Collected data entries
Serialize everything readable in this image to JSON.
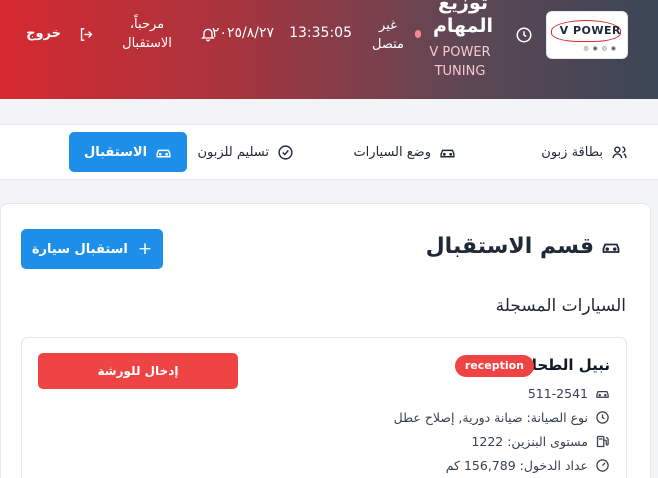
{
  "header": {
    "logo_text": "V POWER",
    "brand_title": "توزيع المهام",
    "brand_subtitle": "V POWER TUNING",
    "connection_status": "غير متصل",
    "time": "13:35:05",
    "date": "٢٠٢٥/٨/٢٧",
    "welcome": "مرحباً، الاستقبال",
    "logout_label": "خروج",
    "colors": {
      "gradient_start": "#d62a30",
      "gradient_end": "#3b4656",
      "status_dot": "#f08a8f"
    }
  },
  "tabs": [
    {
      "label": "بطاقة زبون",
      "icon": "users-icon",
      "active": false
    },
    {
      "label": "وضع السيارات",
      "icon": "car-icon",
      "active": false
    },
    {
      "label": "تسليم للزبون",
      "icon": "check-circle-icon",
      "active": false
    },
    {
      "label": "الاستقبال",
      "icon": "car-icon",
      "active": true
    }
  ],
  "main": {
    "section_title": "قسم الاستقبال",
    "add_button_label": "استقبال سيارة",
    "list_title": "السيارات المسجلة"
  },
  "car": {
    "customer_name": "نبيل الطحله",
    "status_badge": "reception",
    "plate": "511-2541",
    "maintenance": "نوع الصيانة: صيانة دورية, إصلاح عطل",
    "fuel": "مستوى البنزين: 1222",
    "odometer": "عداد الدخول: 156,789 كم",
    "action_label": "إدخال للورشة"
  },
  "colors": {
    "accent": "#1e8fe8",
    "danger": "#ef4444",
    "background": "#f3f4f6"
  }
}
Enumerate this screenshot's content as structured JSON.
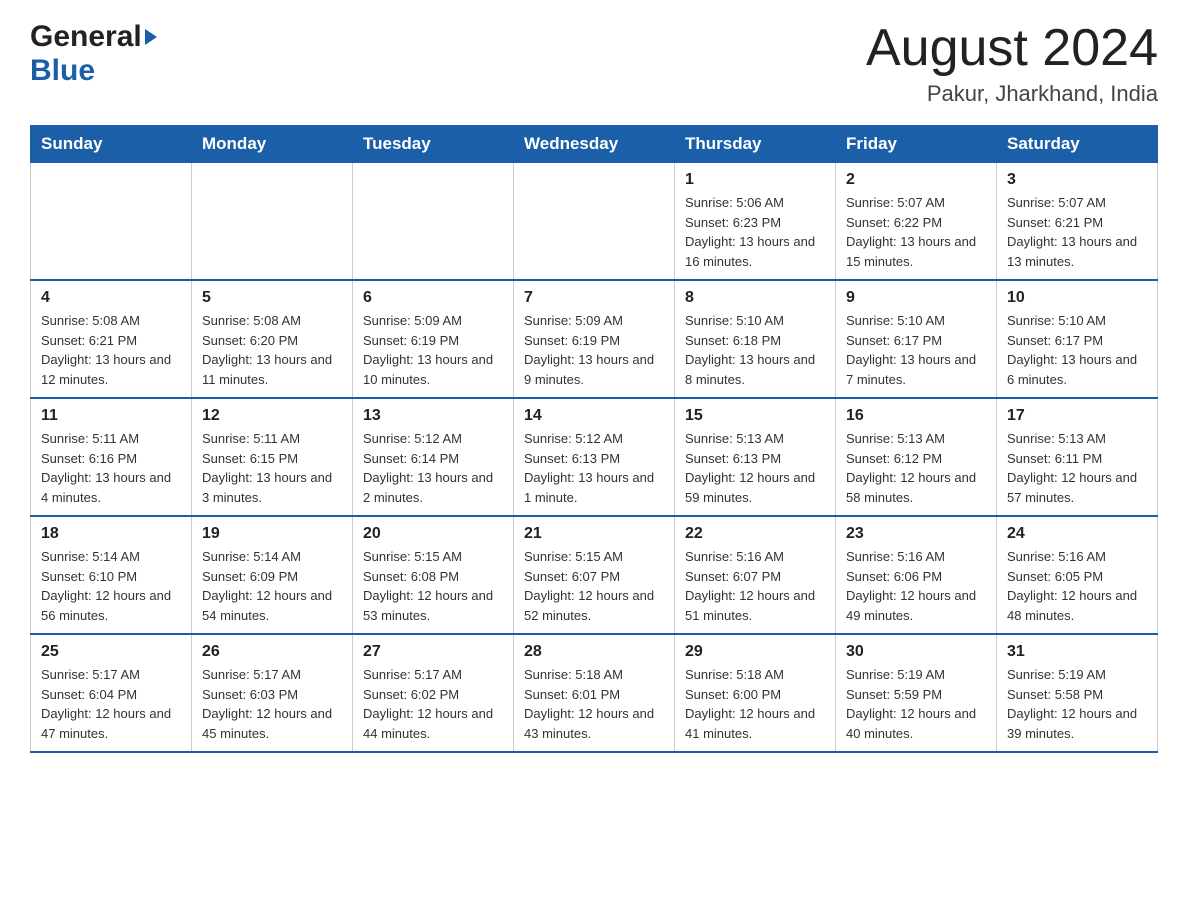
{
  "header": {
    "logo_general": "General",
    "logo_blue": "Blue",
    "month_title": "August 2024",
    "location": "Pakur, Jharkhand, India"
  },
  "days_of_week": [
    "Sunday",
    "Monday",
    "Tuesday",
    "Wednesday",
    "Thursday",
    "Friday",
    "Saturday"
  ],
  "weeks": [
    {
      "days": [
        {
          "num": "",
          "info": ""
        },
        {
          "num": "",
          "info": ""
        },
        {
          "num": "",
          "info": ""
        },
        {
          "num": "",
          "info": ""
        },
        {
          "num": "1",
          "info": "Sunrise: 5:06 AM\nSunset: 6:23 PM\nDaylight: 13 hours and 16 minutes."
        },
        {
          "num": "2",
          "info": "Sunrise: 5:07 AM\nSunset: 6:22 PM\nDaylight: 13 hours and 15 minutes."
        },
        {
          "num": "3",
          "info": "Sunrise: 5:07 AM\nSunset: 6:21 PM\nDaylight: 13 hours and 13 minutes."
        }
      ]
    },
    {
      "days": [
        {
          "num": "4",
          "info": "Sunrise: 5:08 AM\nSunset: 6:21 PM\nDaylight: 13 hours and 12 minutes."
        },
        {
          "num": "5",
          "info": "Sunrise: 5:08 AM\nSunset: 6:20 PM\nDaylight: 13 hours and 11 minutes."
        },
        {
          "num": "6",
          "info": "Sunrise: 5:09 AM\nSunset: 6:19 PM\nDaylight: 13 hours and 10 minutes."
        },
        {
          "num": "7",
          "info": "Sunrise: 5:09 AM\nSunset: 6:19 PM\nDaylight: 13 hours and 9 minutes."
        },
        {
          "num": "8",
          "info": "Sunrise: 5:10 AM\nSunset: 6:18 PM\nDaylight: 13 hours and 8 minutes."
        },
        {
          "num": "9",
          "info": "Sunrise: 5:10 AM\nSunset: 6:17 PM\nDaylight: 13 hours and 7 minutes."
        },
        {
          "num": "10",
          "info": "Sunrise: 5:10 AM\nSunset: 6:17 PM\nDaylight: 13 hours and 6 minutes."
        }
      ]
    },
    {
      "days": [
        {
          "num": "11",
          "info": "Sunrise: 5:11 AM\nSunset: 6:16 PM\nDaylight: 13 hours and 4 minutes."
        },
        {
          "num": "12",
          "info": "Sunrise: 5:11 AM\nSunset: 6:15 PM\nDaylight: 13 hours and 3 minutes."
        },
        {
          "num": "13",
          "info": "Sunrise: 5:12 AM\nSunset: 6:14 PM\nDaylight: 13 hours and 2 minutes."
        },
        {
          "num": "14",
          "info": "Sunrise: 5:12 AM\nSunset: 6:13 PM\nDaylight: 13 hours and 1 minute."
        },
        {
          "num": "15",
          "info": "Sunrise: 5:13 AM\nSunset: 6:13 PM\nDaylight: 12 hours and 59 minutes."
        },
        {
          "num": "16",
          "info": "Sunrise: 5:13 AM\nSunset: 6:12 PM\nDaylight: 12 hours and 58 minutes."
        },
        {
          "num": "17",
          "info": "Sunrise: 5:13 AM\nSunset: 6:11 PM\nDaylight: 12 hours and 57 minutes."
        }
      ]
    },
    {
      "days": [
        {
          "num": "18",
          "info": "Sunrise: 5:14 AM\nSunset: 6:10 PM\nDaylight: 12 hours and 56 minutes."
        },
        {
          "num": "19",
          "info": "Sunrise: 5:14 AM\nSunset: 6:09 PM\nDaylight: 12 hours and 54 minutes."
        },
        {
          "num": "20",
          "info": "Sunrise: 5:15 AM\nSunset: 6:08 PM\nDaylight: 12 hours and 53 minutes."
        },
        {
          "num": "21",
          "info": "Sunrise: 5:15 AM\nSunset: 6:07 PM\nDaylight: 12 hours and 52 minutes."
        },
        {
          "num": "22",
          "info": "Sunrise: 5:16 AM\nSunset: 6:07 PM\nDaylight: 12 hours and 51 minutes."
        },
        {
          "num": "23",
          "info": "Sunrise: 5:16 AM\nSunset: 6:06 PM\nDaylight: 12 hours and 49 minutes."
        },
        {
          "num": "24",
          "info": "Sunrise: 5:16 AM\nSunset: 6:05 PM\nDaylight: 12 hours and 48 minutes."
        }
      ]
    },
    {
      "days": [
        {
          "num": "25",
          "info": "Sunrise: 5:17 AM\nSunset: 6:04 PM\nDaylight: 12 hours and 47 minutes."
        },
        {
          "num": "26",
          "info": "Sunrise: 5:17 AM\nSunset: 6:03 PM\nDaylight: 12 hours and 45 minutes."
        },
        {
          "num": "27",
          "info": "Sunrise: 5:17 AM\nSunset: 6:02 PM\nDaylight: 12 hours and 44 minutes."
        },
        {
          "num": "28",
          "info": "Sunrise: 5:18 AM\nSunset: 6:01 PM\nDaylight: 12 hours and 43 minutes."
        },
        {
          "num": "29",
          "info": "Sunrise: 5:18 AM\nSunset: 6:00 PM\nDaylight: 12 hours and 41 minutes."
        },
        {
          "num": "30",
          "info": "Sunrise: 5:19 AM\nSunset: 5:59 PM\nDaylight: 12 hours and 40 minutes."
        },
        {
          "num": "31",
          "info": "Sunrise: 5:19 AM\nSunset: 5:58 PM\nDaylight: 12 hours and 39 minutes."
        }
      ]
    }
  ]
}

Exercise aim
Give all the entries again exactly, dropping each picture.

Output below
Serialize everything readable in this image to JSON.
{
  "header": {
    "logo_text": "V POWER",
    "brand_title": "توزيع المهام",
    "brand_subtitle": "V POWER TUNING",
    "connection_status": "غير متصل",
    "time": "13:35:05",
    "date": "٢٠٢٥/٨/٢٧",
    "welcome": "مرحباً، الاستقبال",
    "logout_label": "خروج",
    "colors": {
      "gradient_start": "#d62a30",
      "gradient_end": "#3b4656",
      "status_dot": "#f08a8f"
    }
  },
  "tabs": [
    {
      "label": "بطاقة زبون",
      "icon": "users-icon",
      "active": false
    },
    {
      "label": "وضع السيارات",
      "icon": "car-icon",
      "active": false
    },
    {
      "label": "تسليم للزبون",
      "icon": "check-circle-icon",
      "active": false
    },
    {
      "label": "الاستقبال",
      "icon": "car-icon",
      "active": true
    }
  ],
  "main": {
    "section_title": "قسم الاستقبال",
    "add_button_label": "استقبال سيارة",
    "list_title": "السيارات المسجلة"
  },
  "car": {
    "customer_name": "نبيل الطحله",
    "status_badge": "reception",
    "plate": "511-2541",
    "maintenance": "نوع الصيانة: صيانة دورية, إصلاح عطل",
    "fuel": "مستوى البنزين: 1222",
    "odometer": "عداد الدخول: 156,789 كم",
    "action_label": "إدخال للورشة"
  },
  "colors": {
    "accent": "#1e8fe8",
    "danger": "#ef4444",
    "background": "#f3f4f6"
  }
}
Enumerate this screenshot's content as structured JSON.
{
  "header": {
    "logo_general": "General",
    "logo_blue": "Blue",
    "month_title": "August 2024",
    "location": "Pakur, Jharkhand, India"
  },
  "days_of_week": [
    "Sunday",
    "Monday",
    "Tuesday",
    "Wednesday",
    "Thursday",
    "Friday",
    "Saturday"
  ],
  "weeks": [
    {
      "days": [
        {
          "num": "",
          "info": ""
        },
        {
          "num": "",
          "info": ""
        },
        {
          "num": "",
          "info": ""
        },
        {
          "num": "",
          "info": ""
        },
        {
          "num": "1",
          "info": "Sunrise: 5:06 AM\nSunset: 6:23 PM\nDaylight: 13 hours and 16 minutes."
        },
        {
          "num": "2",
          "info": "Sunrise: 5:07 AM\nSunset: 6:22 PM\nDaylight: 13 hours and 15 minutes."
        },
        {
          "num": "3",
          "info": "Sunrise: 5:07 AM\nSunset: 6:21 PM\nDaylight: 13 hours and 13 minutes."
        }
      ]
    },
    {
      "days": [
        {
          "num": "4",
          "info": "Sunrise: 5:08 AM\nSunset: 6:21 PM\nDaylight: 13 hours and 12 minutes."
        },
        {
          "num": "5",
          "info": "Sunrise: 5:08 AM\nSunset: 6:20 PM\nDaylight: 13 hours and 11 minutes."
        },
        {
          "num": "6",
          "info": "Sunrise: 5:09 AM\nSunset: 6:19 PM\nDaylight: 13 hours and 10 minutes."
        },
        {
          "num": "7",
          "info": "Sunrise: 5:09 AM\nSunset: 6:19 PM\nDaylight: 13 hours and 9 minutes."
        },
        {
          "num": "8",
          "info": "Sunrise: 5:10 AM\nSunset: 6:18 PM\nDaylight: 13 hours and 8 minutes."
        },
        {
          "num": "9",
          "info": "Sunrise: 5:10 AM\nSunset: 6:17 PM\nDaylight: 13 hours and 7 minutes."
        },
        {
          "num": "10",
          "info": "Sunrise: 5:10 AM\nSunset: 6:17 PM\nDaylight: 13 hours and 6 minutes."
        }
      ]
    },
    {
      "days": [
        {
          "num": "11",
          "info": "Sunrise: 5:11 AM\nSunset: 6:16 PM\nDaylight: 13 hours and 4 minutes."
        },
        {
          "num": "12",
          "info": "Sunrise: 5:11 AM\nSunset: 6:15 PM\nDaylight: 13 hours and 3 minutes."
        },
        {
          "num": "13",
          "info": "Sunrise: 5:12 AM\nSunset: 6:14 PM\nDaylight: 13 hours and 2 minutes."
        },
        {
          "num": "14",
          "info": "Sunrise: 5:12 AM\nSunset: 6:13 PM\nDaylight: 13 hours and 1 minute."
        },
        {
          "num": "15",
          "info": "Sunrise: 5:13 AM\nSunset: 6:13 PM\nDaylight: 12 hours and 59 minutes."
        },
        {
          "num": "16",
          "info": "Sunrise: 5:13 AM\nSunset: 6:12 PM\nDaylight: 12 hours and 58 minutes."
        },
        {
          "num": "17",
          "info": "Sunrise: 5:13 AM\nSunset: 6:11 PM\nDaylight: 12 hours and 57 minutes."
        }
      ]
    },
    {
      "days": [
        {
          "num": "18",
          "info": "Sunrise: 5:14 AM\nSunset: 6:10 PM\nDaylight: 12 hours and 56 minutes."
        },
        {
          "num": "19",
          "info": "Sunrise: 5:14 AM\nSunset: 6:09 PM\nDaylight: 12 hours and 54 minutes."
        },
        {
          "num": "20",
          "info": "Sunrise: 5:15 AM\nSunset: 6:08 PM\nDaylight: 12 hours and 53 minutes."
        },
        {
          "num": "21",
          "info": "Sunrise: 5:15 AM\nSunset: 6:07 PM\nDaylight: 12 hours and 52 minutes."
        },
        {
          "num": "22",
          "info": "Sunrise: 5:16 AM\nSunset: 6:07 PM\nDaylight: 12 hours and 51 minutes."
        },
        {
          "num": "23",
          "info": "Sunrise: 5:16 AM\nSunset: 6:06 PM\nDaylight: 12 hours and 49 minutes."
        },
        {
          "num": "24",
          "info": "Sunrise: 5:16 AM\nSunset: 6:05 PM\nDaylight: 12 hours and 48 minutes."
        }
      ]
    },
    {
      "days": [
        {
          "num": "25",
          "info": "Sunrise: 5:17 AM\nSunset: 6:04 PM\nDaylight: 12 hours and 47 minutes."
        },
        {
          "num": "26",
          "info": "Sunrise: 5:17 AM\nSunset: 6:03 PM\nDaylight: 12 hours and 45 minutes."
        },
        {
          "num": "27",
          "info": "Sunrise: 5:17 AM\nSunset: 6:02 PM\nDaylight: 12 hours and 44 minutes."
        },
        {
          "num": "28",
          "info": "Sunrise: 5:18 AM\nSunset: 6:01 PM\nDaylight: 12 hours and 43 minutes."
        },
        {
          "num": "29",
          "info": "Sunrise: 5:18 AM\nSunset: 6:00 PM\nDaylight: 12 hours and 41 minutes."
        },
        {
          "num": "30",
          "info": "Sunrise: 5:19 AM\nSunset: 5:59 PM\nDaylight: 12 hours and 40 minutes."
        },
        {
          "num": "31",
          "info": "Sunrise: 5:19 AM\nSunset: 5:58 PM\nDaylight: 12 hours and 39 minutes."
        }
      ]
    }
  ]
}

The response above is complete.